* _GIVEN ENTRIES_
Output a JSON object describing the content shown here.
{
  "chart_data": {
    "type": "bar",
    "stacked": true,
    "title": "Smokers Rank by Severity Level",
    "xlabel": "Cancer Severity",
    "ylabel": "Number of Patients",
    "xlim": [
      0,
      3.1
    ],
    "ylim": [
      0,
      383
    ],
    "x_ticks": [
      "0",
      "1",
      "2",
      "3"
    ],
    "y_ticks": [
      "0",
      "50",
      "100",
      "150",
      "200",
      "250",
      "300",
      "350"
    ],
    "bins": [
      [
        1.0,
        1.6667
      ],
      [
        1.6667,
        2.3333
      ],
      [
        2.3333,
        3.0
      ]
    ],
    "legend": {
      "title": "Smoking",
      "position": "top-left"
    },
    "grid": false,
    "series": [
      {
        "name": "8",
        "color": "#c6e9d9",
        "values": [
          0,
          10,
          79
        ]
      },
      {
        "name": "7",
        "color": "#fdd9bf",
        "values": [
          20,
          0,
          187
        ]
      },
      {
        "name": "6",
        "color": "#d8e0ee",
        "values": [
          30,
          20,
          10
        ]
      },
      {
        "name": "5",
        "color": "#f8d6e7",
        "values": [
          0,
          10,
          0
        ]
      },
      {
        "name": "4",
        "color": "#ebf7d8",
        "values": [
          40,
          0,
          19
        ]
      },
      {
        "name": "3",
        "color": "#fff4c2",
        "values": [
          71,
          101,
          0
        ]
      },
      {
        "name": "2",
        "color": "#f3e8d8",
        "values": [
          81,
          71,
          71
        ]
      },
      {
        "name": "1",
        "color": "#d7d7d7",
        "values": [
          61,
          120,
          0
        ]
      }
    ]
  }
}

* _ABOUT THIS TASK_
Output every record above a second time, exactly.

* _REPLY TO THE EXERCISE_
Output a JSON object describing the content shown here.
{
  "chart_data": {
    "type": "bar",
    "stacked": true,
    "title": "Smokers Rank by Severity Level",
    "xlabel": "Cancer Severity",
    "ylabel": "Number of Patients",
    "xlim": [
      0,
      3.1
    ],
    "ylim": [
      0,
      383
    ],
    "x_ticks": [
      "0",
      "1",
      "2",
      "3"
    ],
    "y_ticks": [
      "0",
      "50",
      "100",
      "150",
      "200",
      "250",
      "300",
      "350"
    ],
    "bins": [
      [
        1.0,
        1.6667
      ],
      [
        1.6667,
        2.3333
      ],
      [
        2.3333,
        3.0
      ]
    ],
    "legend": {
      "title": "Smoking",
      "position": "top-left"
    },
    "grid": false,
    "series": [
      {
        "name": "8",
        "color": "#c6e9d9",
        "values": [
          0,
          10,
          79
        ]
      },
      {
        "name": "7",
        "color": "#fdd9bf",
        "values": [
          20,
          0,
          187
        ]
      },
      {
        "name": "6",
        "color": "#d8e0ee",
        "values": [
          30,
          20,
          10
        ]
      },
      {
        "name": "5",
        "color": "#f8d6e7",
        "values": [
          0,
          10,
          0
        ]
      },
      {
        "name": "4",
        "color": "#ebf7d8",
        "values": [
          40,
          0,
          19
        ]
      },
      {
        "name": "3",
        "color": "#fff4c2",
        "values": [
          71,
          101,
          0
        ]
      },
      {
        "name": "2",
        "color": "#f3e8d8",
        "values": [
          81,
          71,
          71
        ]
      },
      {
        "name": "1",
        "color": "#d7d7d7",
        "values": [
          61,
          120,
          0
        ]
      }
    ]
  }
}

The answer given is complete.